Records shown section start
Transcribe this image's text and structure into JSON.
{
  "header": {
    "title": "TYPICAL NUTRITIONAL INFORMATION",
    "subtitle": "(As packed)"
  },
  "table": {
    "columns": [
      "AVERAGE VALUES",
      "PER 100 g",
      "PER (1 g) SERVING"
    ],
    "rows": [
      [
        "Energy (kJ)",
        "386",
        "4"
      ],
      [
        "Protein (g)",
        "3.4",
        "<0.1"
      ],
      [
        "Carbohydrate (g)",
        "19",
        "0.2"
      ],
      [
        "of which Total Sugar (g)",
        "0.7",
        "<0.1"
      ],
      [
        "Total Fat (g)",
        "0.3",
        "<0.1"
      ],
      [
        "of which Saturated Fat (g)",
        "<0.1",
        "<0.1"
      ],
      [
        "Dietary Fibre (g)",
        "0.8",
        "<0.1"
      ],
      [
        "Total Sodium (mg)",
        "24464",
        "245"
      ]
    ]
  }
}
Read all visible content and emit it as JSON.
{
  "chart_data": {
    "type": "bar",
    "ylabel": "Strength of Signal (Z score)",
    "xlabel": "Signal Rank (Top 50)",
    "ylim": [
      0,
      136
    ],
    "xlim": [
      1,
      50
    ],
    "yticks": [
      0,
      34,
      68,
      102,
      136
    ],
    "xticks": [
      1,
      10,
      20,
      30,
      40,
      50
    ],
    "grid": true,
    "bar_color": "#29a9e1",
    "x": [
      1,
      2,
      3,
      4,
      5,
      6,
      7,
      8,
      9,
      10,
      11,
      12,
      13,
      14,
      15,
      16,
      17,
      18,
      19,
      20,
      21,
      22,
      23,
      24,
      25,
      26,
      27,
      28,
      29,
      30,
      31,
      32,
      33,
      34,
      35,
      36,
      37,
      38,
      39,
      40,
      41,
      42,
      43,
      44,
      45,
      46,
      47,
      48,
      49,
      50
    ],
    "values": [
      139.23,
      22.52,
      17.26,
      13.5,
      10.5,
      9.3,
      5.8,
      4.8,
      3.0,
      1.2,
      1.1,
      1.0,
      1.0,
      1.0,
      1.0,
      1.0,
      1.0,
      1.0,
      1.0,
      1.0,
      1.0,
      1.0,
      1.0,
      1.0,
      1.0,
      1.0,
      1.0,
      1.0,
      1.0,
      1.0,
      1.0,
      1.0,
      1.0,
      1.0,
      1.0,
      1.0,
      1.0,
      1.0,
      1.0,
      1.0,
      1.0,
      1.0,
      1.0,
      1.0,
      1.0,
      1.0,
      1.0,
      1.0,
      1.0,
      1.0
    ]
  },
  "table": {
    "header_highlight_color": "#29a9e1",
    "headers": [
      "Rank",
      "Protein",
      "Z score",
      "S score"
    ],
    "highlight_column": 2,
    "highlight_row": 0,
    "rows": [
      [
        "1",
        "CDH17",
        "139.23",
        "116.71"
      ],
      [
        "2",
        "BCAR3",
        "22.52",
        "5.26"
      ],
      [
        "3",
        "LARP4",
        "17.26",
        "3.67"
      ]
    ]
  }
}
Records shown section end
-- Exercise aim --
Output the records above in their entirety, exactly.

-- Answer --
Transcribe this image's text and structure into JSON.
{
  "header": {
    "title": "TYPICAL NUTRITIONAL INFORMATION",
    "subtitle": "(As packed)"
  },
  "table": {
    "columns": [
      "AVERAGE VALUES",
      "PER 100 g",
      "PER (1 g) SERVING"
    ],
    "rows": [
      [
        "Energy (kJ)",
        "386",
        "4"
      ],
      [
        "Protein (g)",
        "3.4",
        "<0.1"
      ],
      [
        "Carbohydrate (g)",
        "19",
        "0.2"
      ],
      [
        "of which Total Sugar (g)",
        "0.7",
        "<0.1"
      ],
      [
        "Total Fat (g)",
        "0.3",
        "<0.1"
      ],
      [
        "of which Saturated Fat (g)",
        "<0.1",
        "<0.1"
      ],
      [
        "Dietary Fibre (g)",
        "0.8",
        "<0.1"
      ],
      [
        "Total Sodium (mg)",
        "24464",
        "245"
      ]
    ]
  }
}
Read all visible content and emit it as JSON.
{
  "chart_data": {
    "type": "bar",
    "ylabel": "Strength of Signal (Z score)",
    "xlabel": "Signal Rank (Top 50)",
    "ylim": [
      0,
      136
    ],
    "xlim": [
      1,
      50
    ],
    "yticks": [
      0,
      34,
      68,
      102,
      136
    ],
    "xticks": [
      1,
      10,
      20,
      30,
      40,
      50
    ],
    "grid": true,
    "bar_color": "#29a9e1",
    "x": [
      1,
      2,
      3,
      4,
      5,
      6,
      7,
      8,
      9,
      10,
      11,
      12,
      13,
      14,
      15,
      16,
      17,
      18,
      19,
      20,
      21,
      22,
      23,
      24,
      25,
      26,
      27,
      28,
      29,
      30,
      31,
      32,
      33,
      34,
      35,
      36,
      37,
      38,
      39,
      40,
      41,
      42,
      43,
      44,
      45,
      46,
      47,
      48,
      49,
      50
    ],
    "values": [
      139.23,
      22.52,
      17.26,
      13.5,
      10.5,
      9.3,
      5.8,
      4.8,
      3.0,
      1.2,
      1.1,
      1.0,
      1.0,
      1.0,
      1.0,
      1.0,
      1.0,
      1.0,
      1.0,
      1.0,
      1.0,
      1.0,
      1.0,
      1.0,
      1.0,
      1.0,
      1.0,
      1.0,
      1.0,
      1.0,
      1.0,
      1.0,
      1.0,
      1.0,
      1.0,
      1.0,
      1.0,
      1.0,
      1.0,
      1.0,
      1.0,
      1.0,
      1.0,
      1.0,
      1.0,
      1.0,
      1.0,
      1.0,
      1.0,
      1.0
    ]
  },
  "table": {
    "header_highlight_color": "#29a9e1",
    "headers": [
      "Rank",
      "Protein",
      "Z score",
      "S score"
    ],
    "highlight_column": 2,
    "highlight_row": 0,
    "rows": [
      [
        "1",
        "CDH17",
        "139.23",
        "116.71"
      ],
      [
        "2",
        "BCAR3",
        "22.52",
        "5.26"
      ],
      [
        "3",
        "LARP4",
        "17.26",
        "3.67"
      ]
    ]
  }
}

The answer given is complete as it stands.